## Exercise details
Will you write out the data exactly, excluding every picture?

Collected data:
begin

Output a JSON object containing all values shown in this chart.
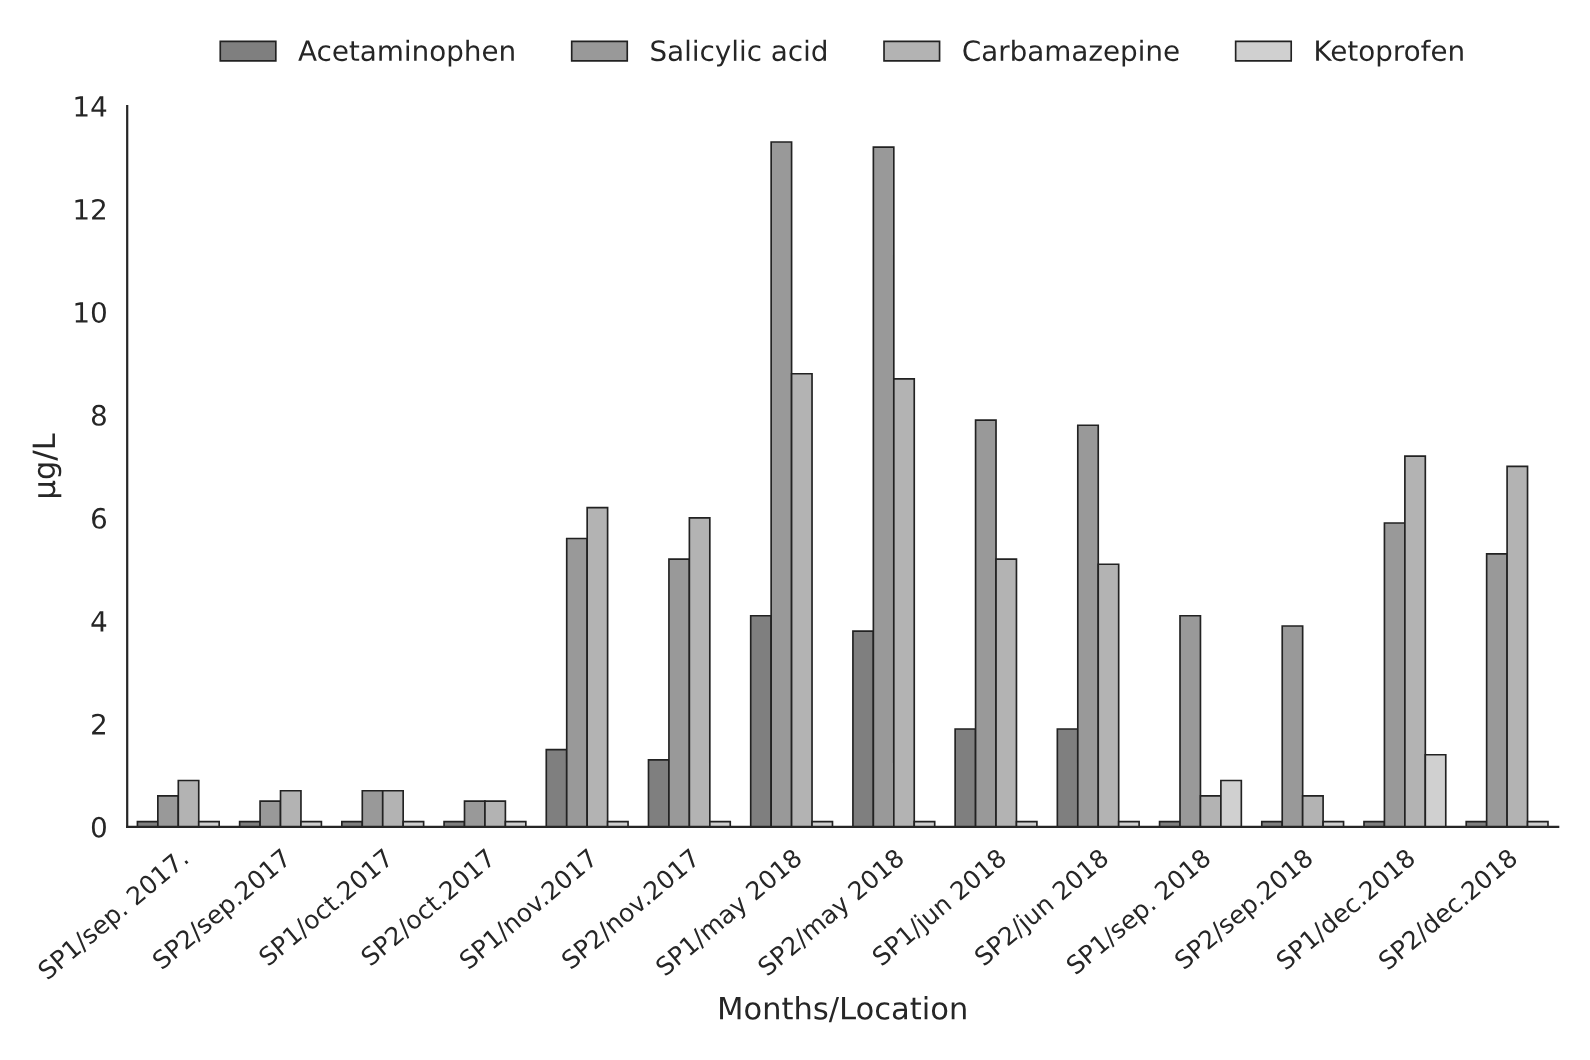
{
  "chart_data": {
    "type": "bar",
    "xlabel": "Months/Location",
    "ylabel": "µg/L",
    "categories": [
      "SP1/sep. 2017.",
      "SP2/sep.2017",
      "SP1/oct.2017",
      "SP2/oct.2017",
      "SP1/nov.2017",
      "SP2/nov.2017",
      "SP1/may 2018",
      "SP2/may 2018",
      "SP1/jun 2018",
      "SP2/jun 2018",
      "SP1/sep. 2018",
      "SP2/sep.2018",
      "SP1/dec.2018",
      "SP2/dec.2018"
    ],
    "series": [
      {
        "name": "Acetaminophen",
        "color": "#7f7f7f",
        "values": [
          0.1,
          0.1,
          0.1,
          0.1,
          1.5,
          1.3,
          4.1,
          3.8,
          1.9,
          1.9,
          0.1,
          0.1,
          0.1,
          0.1
        ]
      },
      {
        "name": "Salicylic acid",
        "color": "#999999",
        "values": [
          0.6,
          0.5,
          0.7,
          0.5,
          5.6,
          5.2,
          13.3,
          13.2,
          7.9,
          7.8,
          4.1,
          3.9,
          5.9,
          5.3
        ]
      },
      {
        "name": "Carbamazepine",
        "color": "#b3b3b3",
        "values": [
          0.9,
          0.7,
          0.7,
          0.5,
          6.2,
          6.0,
          8.8,
          8.7,
          5.2,
          5.1,
          0.6,
          0.6,
          7.2,
          7.0
        ]
      },
      {
        "name": "Ketoprofen",
        "color": "#d0d0d0",
        "values": [
          0.1,
          0.1,
          0.1,
          0.1,
          0.1,
          0.1,
          0.1,
          0.1,
          0.1,
          0.1,
          0.9,
          0.1,
          1.4,
          0.1
        ]
      }
    ],
    "ylim": [
      0,
      14
    ],
    "yticks": [
      0,
      2,
      4,
      6,
      8,
      10,
      12,
      14
    ],
    "grid": false,
    "legend": "top"
  }
}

end

## The answer
Output a JSON object containing all values shown in this chart.
{
  "chart_data": {
    "type": "bar",
    "xlabel": "Months/Location",
    "ylabel": "µg/L",
    "categories": [
      "SP1/sep. 2017.",
      "SP2/sep.2017",
      "SP1/oct.2017",
      "SP2/oct.2017",
      "SP1/nov.2017",
      "SP2/nov.2017",
      "SP1/may 2018",
      "SP2/may 2018",
      "SP1/jun 2018",
      "SP2/jun 2018",
      "SP1/sep. 2018",
      "SP2/sep.2018",
      "SP1/dec.2018",
      "SP2/dec.2018"
    ],
    "series": [
      {
        "name": "Acetaminophen",
        "color": "#7f7f7f",
        "values": [
          0.1,
          0.1,
          0.1,
          0.1,
          1.5,
          1.3,
          4.1,
          3.8,
          1.9,
          1.9,
          0.1,
          0.1,
          0.1,
          0.1
        ]
      },
      {
        "name": "Salicylic acid",
        "color": "#999999",
        "values": [
          0.6,
          0.5,
          0.7,
          0.5,
          5.6,
          5.2,
          13.3,
          13.2,
          7.9,
          7.8,
          4.1,
          3.9,
          5.9,
          5.3
        ]
      },
      {
        "name": "Carbamazepine",
        "color": "#b3b3b3",
        "values": [
          0.9,
          0.7,
          0.7,
          0.5,
          6.2,
          6.0,
          8.8,
          8.7,
          5.2,
          5.1,
          0.6,
          0.6,
          7.2,
          7.0
        ]
      },
      {
        "name": "Ketoprofen",
        "color": "#d0d0d0",
        "values": [
          0.1,
          0.1,
          0.1,
          0.1,
          0.1,
          0.1,
          0.1,
          0.1,
          0.1,
          0.1,
          0.9,
          0.1,
          1.4,
          0.1
        ]
      }
    ],
    "ylim": [
      0,
      14
    ],
    "yticks": [
      0,
      2,
      4,
      6,
      8,
      10,
      12,
      14
    ],
    "grid": false,
    "legend": "top"
  }
}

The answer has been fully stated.